**Short exercise:** Only lines holding the word "iustus" should be copied from the material.

↓↓↓

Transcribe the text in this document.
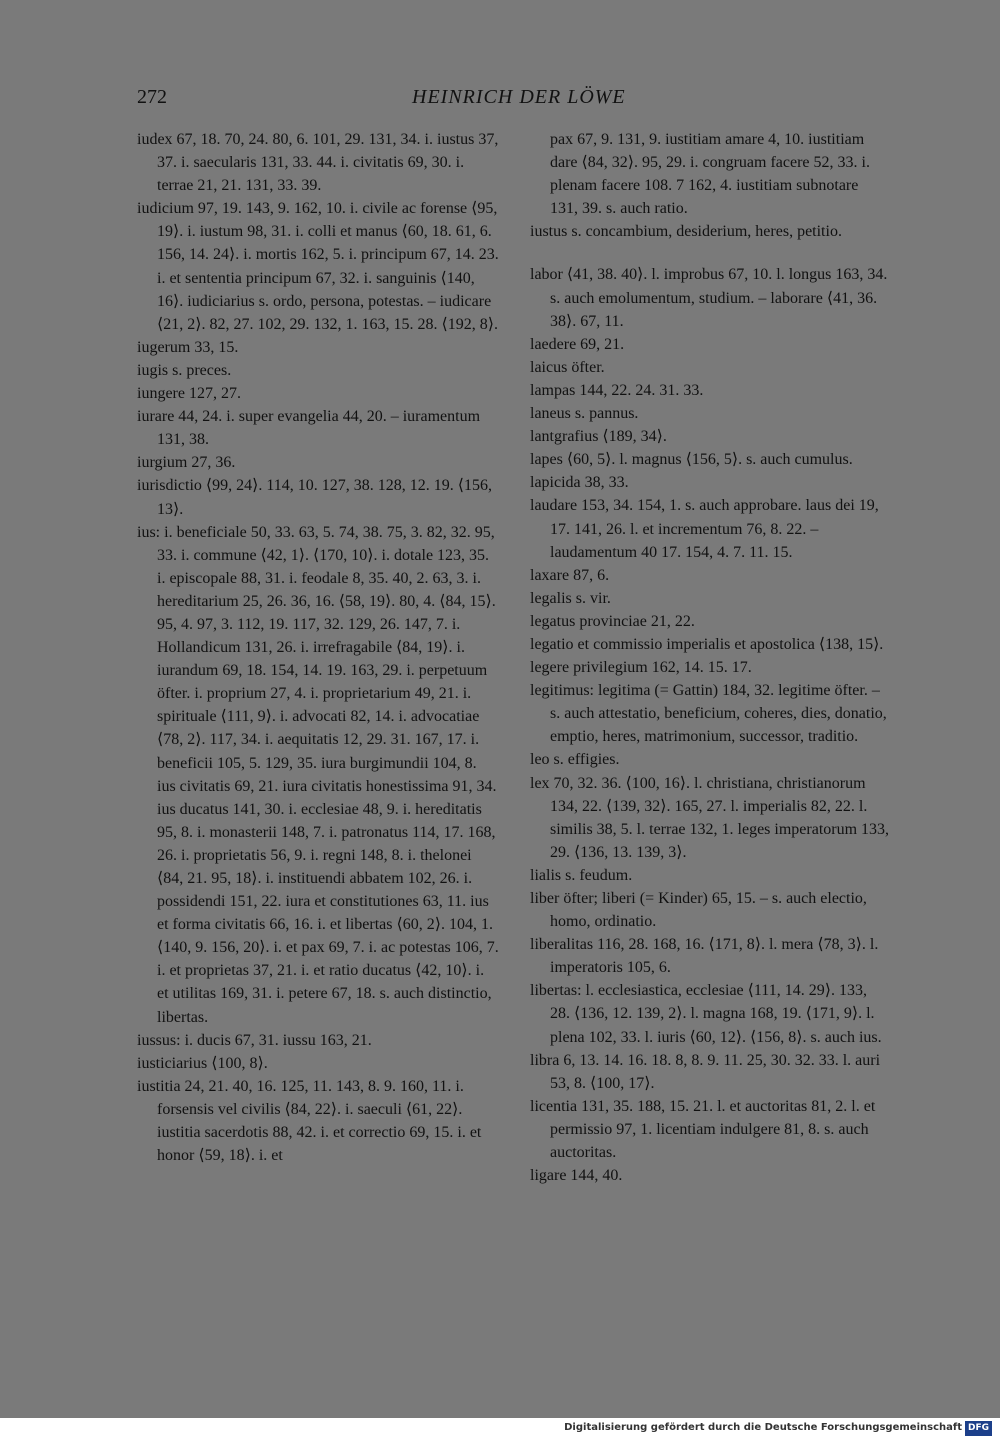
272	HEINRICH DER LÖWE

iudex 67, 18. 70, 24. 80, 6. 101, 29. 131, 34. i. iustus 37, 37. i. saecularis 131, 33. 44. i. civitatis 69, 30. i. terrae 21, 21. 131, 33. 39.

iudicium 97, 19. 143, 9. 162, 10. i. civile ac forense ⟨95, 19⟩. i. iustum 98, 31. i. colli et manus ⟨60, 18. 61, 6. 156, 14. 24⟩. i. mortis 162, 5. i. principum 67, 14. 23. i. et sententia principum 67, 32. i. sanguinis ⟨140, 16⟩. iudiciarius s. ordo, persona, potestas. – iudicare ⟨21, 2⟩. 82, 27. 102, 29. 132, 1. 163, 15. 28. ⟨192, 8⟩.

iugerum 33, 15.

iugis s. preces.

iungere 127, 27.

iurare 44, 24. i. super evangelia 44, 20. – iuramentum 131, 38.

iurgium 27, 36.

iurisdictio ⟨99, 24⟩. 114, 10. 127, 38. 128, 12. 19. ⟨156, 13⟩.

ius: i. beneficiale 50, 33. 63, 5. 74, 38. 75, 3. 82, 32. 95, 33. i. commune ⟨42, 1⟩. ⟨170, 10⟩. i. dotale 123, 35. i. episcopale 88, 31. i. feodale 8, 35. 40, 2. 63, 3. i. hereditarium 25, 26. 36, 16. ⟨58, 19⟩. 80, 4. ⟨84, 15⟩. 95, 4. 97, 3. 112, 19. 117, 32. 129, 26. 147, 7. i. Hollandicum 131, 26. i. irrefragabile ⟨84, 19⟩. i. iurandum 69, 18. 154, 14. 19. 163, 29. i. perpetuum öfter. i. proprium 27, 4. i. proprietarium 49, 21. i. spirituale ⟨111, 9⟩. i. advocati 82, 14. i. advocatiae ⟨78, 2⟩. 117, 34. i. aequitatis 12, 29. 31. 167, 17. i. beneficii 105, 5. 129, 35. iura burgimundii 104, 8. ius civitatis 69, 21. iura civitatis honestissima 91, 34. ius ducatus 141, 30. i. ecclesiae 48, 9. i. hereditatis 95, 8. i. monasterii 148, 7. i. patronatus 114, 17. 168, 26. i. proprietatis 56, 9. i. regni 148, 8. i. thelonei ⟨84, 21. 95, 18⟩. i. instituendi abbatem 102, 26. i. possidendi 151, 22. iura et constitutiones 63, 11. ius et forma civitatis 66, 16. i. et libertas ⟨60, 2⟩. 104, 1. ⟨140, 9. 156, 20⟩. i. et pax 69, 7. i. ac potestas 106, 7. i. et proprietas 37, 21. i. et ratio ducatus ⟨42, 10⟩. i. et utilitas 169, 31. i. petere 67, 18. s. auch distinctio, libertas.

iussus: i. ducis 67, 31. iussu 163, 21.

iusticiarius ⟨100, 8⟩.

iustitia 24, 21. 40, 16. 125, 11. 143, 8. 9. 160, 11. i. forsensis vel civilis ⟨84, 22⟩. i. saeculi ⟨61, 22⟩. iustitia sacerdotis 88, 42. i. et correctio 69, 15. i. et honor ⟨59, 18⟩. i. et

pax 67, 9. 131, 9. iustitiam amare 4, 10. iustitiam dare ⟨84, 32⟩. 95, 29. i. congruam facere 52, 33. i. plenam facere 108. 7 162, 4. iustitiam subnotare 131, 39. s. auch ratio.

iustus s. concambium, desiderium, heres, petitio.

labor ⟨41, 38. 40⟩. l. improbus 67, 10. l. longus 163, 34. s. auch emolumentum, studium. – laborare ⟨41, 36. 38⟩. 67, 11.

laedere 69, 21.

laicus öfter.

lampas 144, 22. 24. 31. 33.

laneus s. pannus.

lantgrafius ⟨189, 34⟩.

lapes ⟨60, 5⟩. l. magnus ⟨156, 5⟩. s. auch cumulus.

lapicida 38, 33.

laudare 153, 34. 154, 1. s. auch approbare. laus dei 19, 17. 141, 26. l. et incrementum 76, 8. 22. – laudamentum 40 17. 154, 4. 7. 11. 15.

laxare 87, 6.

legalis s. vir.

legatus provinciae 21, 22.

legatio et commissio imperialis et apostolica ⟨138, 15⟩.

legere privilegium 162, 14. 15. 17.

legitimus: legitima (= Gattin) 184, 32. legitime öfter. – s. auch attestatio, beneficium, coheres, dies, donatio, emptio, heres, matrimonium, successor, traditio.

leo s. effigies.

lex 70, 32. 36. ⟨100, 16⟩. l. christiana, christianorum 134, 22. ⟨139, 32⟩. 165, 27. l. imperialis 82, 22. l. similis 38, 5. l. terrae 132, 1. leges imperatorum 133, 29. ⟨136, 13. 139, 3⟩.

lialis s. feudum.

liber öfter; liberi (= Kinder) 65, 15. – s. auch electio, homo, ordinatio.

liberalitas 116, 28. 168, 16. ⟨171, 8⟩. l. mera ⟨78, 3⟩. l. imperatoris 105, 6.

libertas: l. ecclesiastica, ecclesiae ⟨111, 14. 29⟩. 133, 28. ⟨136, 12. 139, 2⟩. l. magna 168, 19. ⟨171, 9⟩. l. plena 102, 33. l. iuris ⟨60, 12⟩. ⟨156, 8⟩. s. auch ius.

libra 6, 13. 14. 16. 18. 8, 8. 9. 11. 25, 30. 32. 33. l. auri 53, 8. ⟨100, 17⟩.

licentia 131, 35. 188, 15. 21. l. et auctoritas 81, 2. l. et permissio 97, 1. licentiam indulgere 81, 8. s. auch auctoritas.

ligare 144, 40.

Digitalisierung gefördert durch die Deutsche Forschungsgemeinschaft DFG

↑↑↑
↓↓↓

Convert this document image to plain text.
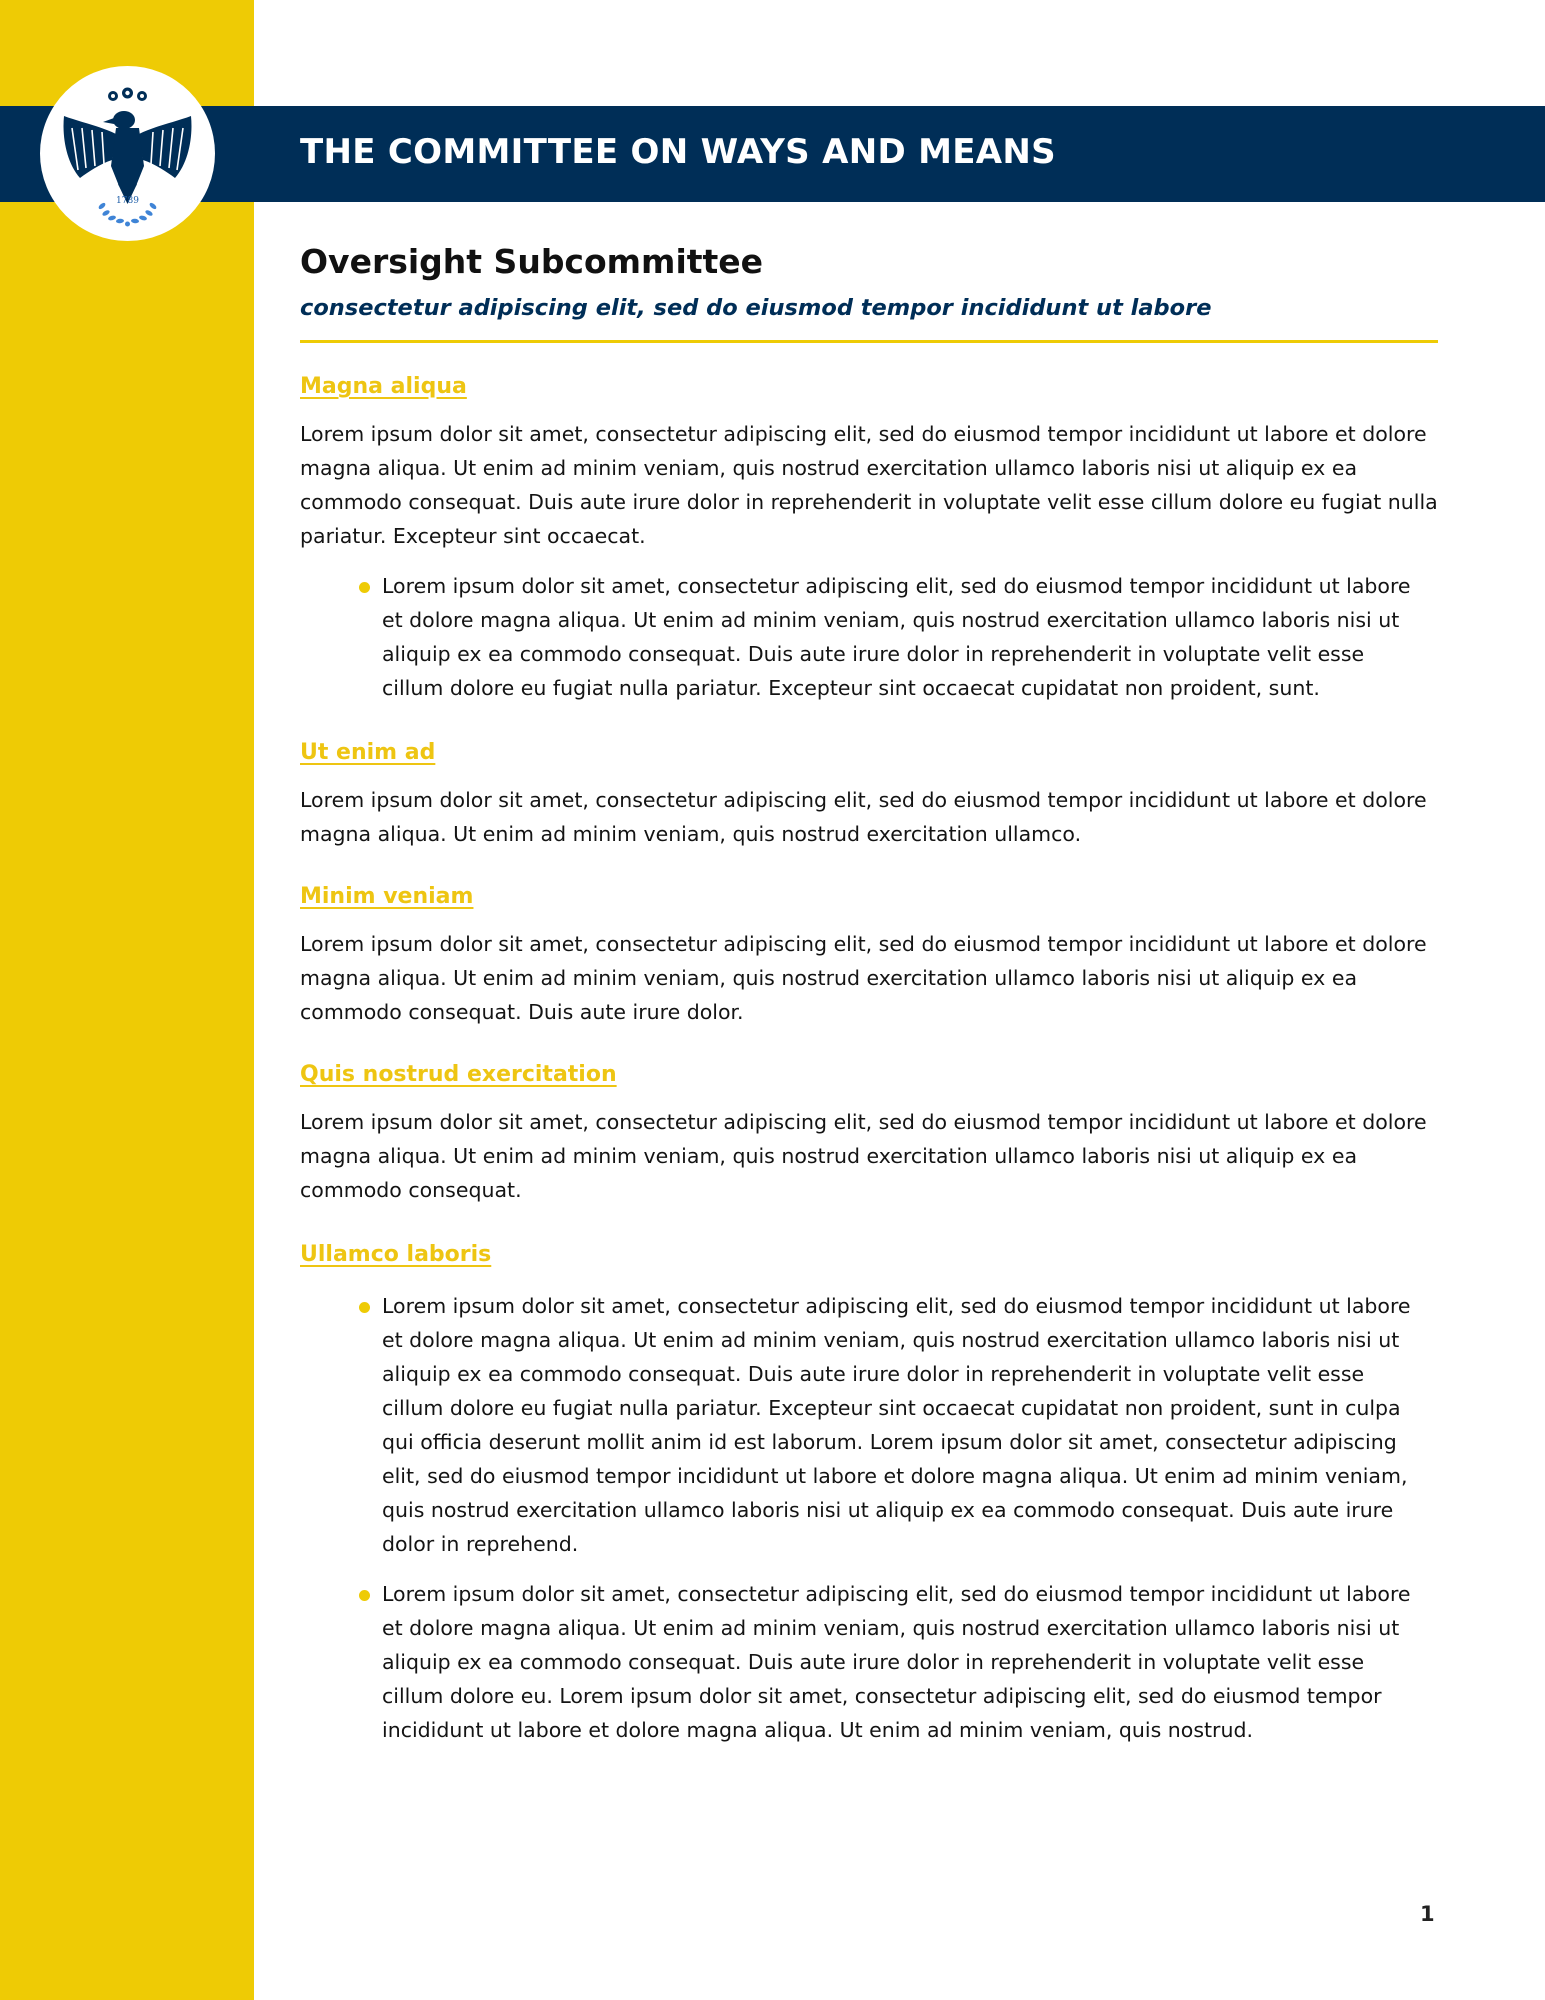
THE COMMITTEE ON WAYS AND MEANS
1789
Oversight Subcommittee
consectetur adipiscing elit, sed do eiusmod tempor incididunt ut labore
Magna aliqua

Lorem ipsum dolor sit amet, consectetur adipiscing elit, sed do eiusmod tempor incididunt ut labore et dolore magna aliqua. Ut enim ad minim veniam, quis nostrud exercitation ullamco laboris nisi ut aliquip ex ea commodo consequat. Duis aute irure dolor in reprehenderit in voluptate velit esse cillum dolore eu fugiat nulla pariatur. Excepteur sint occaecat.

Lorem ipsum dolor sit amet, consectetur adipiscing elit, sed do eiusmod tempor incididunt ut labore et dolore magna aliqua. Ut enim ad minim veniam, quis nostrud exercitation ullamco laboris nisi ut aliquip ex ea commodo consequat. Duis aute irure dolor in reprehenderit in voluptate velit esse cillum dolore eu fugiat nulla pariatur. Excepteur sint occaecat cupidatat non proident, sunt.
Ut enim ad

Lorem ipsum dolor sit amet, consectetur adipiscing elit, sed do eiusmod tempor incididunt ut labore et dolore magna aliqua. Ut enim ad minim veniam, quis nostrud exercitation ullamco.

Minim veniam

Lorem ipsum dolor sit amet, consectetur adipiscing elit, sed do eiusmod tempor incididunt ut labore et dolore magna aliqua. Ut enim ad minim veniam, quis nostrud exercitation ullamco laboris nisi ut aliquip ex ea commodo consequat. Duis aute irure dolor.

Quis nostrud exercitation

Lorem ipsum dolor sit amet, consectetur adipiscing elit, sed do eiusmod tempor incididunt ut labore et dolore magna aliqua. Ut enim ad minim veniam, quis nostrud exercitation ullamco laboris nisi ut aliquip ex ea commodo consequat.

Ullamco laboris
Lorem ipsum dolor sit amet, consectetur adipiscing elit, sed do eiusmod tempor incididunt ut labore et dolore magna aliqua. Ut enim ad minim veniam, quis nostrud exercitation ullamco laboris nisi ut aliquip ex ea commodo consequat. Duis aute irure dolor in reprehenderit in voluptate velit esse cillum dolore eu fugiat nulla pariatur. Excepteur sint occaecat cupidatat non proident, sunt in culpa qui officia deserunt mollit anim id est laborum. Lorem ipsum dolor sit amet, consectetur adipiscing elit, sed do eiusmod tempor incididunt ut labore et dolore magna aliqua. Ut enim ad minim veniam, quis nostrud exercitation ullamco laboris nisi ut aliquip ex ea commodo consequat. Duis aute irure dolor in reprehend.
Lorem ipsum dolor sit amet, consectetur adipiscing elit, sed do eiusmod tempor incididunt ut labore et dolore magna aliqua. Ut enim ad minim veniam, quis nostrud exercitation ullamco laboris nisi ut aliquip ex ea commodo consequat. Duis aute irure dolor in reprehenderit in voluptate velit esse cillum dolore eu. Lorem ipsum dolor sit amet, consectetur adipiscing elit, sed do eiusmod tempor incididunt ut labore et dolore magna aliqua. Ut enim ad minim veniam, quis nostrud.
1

↑↑↑
↓↓↓

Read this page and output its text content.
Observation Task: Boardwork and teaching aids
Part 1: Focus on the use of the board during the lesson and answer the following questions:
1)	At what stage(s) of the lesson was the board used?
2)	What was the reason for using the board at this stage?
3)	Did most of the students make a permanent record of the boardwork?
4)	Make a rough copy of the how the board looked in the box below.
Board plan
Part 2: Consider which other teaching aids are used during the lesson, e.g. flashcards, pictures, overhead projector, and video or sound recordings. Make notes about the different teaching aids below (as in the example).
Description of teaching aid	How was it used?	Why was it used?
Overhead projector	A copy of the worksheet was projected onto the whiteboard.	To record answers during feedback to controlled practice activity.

↑↑↑

**In response:**
iudex 67, 18. 70, 24. 80, 6. 101, 29. 131, 34. i. iustus 37, 37. i. saecularis 131, 33. 44. i. civitatis 69, 30. i. terrae 21, 21. 131, 33. 39.
iustus s. concambium, desiderium, heres, petitio.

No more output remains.